PROBLEM TO SOLVE: Locate the string "this" in the listing below. Copy every line where it is found.

# start of SOURCE DATA

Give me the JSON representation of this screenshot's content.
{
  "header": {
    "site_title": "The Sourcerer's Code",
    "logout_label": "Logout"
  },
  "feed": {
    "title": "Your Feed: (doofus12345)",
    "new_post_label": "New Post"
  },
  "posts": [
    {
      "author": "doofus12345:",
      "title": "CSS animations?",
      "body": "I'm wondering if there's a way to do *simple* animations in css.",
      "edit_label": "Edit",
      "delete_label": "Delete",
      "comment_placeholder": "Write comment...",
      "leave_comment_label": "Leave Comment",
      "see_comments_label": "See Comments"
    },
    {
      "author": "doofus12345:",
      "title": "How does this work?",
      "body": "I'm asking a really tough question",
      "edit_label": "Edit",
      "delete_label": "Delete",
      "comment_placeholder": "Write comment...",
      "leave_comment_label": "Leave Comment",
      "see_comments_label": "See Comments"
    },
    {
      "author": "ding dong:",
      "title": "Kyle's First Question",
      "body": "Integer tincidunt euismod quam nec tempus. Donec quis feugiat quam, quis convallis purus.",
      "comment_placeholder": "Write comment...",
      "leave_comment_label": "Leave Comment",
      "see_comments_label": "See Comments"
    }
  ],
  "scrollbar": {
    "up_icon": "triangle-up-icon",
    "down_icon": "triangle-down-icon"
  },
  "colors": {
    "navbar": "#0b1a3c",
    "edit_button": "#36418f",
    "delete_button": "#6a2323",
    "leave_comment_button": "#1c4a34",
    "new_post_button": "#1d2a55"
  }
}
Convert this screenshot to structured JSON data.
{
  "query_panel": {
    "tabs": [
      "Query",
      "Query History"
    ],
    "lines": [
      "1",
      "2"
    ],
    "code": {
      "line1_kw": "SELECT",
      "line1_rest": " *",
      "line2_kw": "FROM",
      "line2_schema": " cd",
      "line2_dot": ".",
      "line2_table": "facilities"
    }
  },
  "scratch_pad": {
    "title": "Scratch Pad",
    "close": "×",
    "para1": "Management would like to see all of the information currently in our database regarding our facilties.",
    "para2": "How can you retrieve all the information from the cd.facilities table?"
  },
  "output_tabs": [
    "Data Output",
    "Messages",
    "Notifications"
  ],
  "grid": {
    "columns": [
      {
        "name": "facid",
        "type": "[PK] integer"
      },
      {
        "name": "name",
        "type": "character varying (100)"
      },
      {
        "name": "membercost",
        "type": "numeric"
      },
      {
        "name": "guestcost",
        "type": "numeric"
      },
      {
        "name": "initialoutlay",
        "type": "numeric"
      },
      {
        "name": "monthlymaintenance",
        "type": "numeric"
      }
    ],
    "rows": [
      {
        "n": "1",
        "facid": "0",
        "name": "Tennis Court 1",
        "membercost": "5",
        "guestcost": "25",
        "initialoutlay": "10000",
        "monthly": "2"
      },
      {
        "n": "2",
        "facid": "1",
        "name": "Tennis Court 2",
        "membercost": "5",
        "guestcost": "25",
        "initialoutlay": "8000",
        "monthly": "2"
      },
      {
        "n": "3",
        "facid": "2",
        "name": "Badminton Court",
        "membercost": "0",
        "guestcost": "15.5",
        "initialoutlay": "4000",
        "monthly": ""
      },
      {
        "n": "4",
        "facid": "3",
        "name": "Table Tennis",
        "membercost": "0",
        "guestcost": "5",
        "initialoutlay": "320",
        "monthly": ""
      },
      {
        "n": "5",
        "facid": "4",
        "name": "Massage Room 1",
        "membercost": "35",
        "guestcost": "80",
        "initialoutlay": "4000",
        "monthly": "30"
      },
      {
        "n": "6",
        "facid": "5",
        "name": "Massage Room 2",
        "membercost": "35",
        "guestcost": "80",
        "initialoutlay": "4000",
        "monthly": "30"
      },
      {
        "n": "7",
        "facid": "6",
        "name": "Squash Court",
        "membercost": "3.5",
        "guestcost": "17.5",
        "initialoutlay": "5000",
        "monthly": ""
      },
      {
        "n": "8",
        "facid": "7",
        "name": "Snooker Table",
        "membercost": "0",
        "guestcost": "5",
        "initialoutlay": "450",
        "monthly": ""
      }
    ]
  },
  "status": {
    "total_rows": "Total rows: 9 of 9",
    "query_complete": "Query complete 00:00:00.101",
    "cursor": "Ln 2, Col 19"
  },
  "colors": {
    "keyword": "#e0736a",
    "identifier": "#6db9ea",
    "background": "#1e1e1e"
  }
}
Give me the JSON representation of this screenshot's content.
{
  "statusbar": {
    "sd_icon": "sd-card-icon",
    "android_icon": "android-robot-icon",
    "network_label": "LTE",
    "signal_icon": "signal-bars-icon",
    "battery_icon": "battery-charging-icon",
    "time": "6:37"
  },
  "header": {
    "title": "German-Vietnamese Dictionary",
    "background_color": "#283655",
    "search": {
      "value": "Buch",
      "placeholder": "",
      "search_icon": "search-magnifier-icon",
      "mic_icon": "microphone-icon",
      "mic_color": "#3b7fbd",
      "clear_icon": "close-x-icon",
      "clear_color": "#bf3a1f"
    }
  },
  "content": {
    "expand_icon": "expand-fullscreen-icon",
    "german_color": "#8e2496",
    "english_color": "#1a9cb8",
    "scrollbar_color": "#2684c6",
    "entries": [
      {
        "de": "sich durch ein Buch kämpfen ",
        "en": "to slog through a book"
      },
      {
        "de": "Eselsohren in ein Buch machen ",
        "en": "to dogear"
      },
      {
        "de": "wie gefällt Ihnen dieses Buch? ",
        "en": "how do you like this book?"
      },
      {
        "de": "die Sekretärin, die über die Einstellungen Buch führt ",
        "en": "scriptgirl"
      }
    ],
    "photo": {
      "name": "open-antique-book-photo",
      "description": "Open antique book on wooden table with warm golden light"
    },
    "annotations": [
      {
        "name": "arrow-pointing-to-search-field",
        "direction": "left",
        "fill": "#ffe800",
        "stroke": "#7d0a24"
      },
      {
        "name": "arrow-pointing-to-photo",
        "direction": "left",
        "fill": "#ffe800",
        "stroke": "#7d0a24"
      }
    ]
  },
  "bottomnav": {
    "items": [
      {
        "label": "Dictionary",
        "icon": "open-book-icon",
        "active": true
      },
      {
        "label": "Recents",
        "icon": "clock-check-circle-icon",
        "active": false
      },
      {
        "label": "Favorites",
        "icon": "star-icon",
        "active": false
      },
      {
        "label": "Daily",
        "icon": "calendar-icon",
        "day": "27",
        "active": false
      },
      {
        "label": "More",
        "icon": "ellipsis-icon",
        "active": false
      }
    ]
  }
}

# end of SOURCE DATA

CORRECT ANSWER:
Give me the JSON representation of this screenshot's content.
      "title": "How does this work?",
Convert this screenshot to structured JSON data.
Give me the JSON representation of this screenshot's content.
        "en": "how do you like this book?"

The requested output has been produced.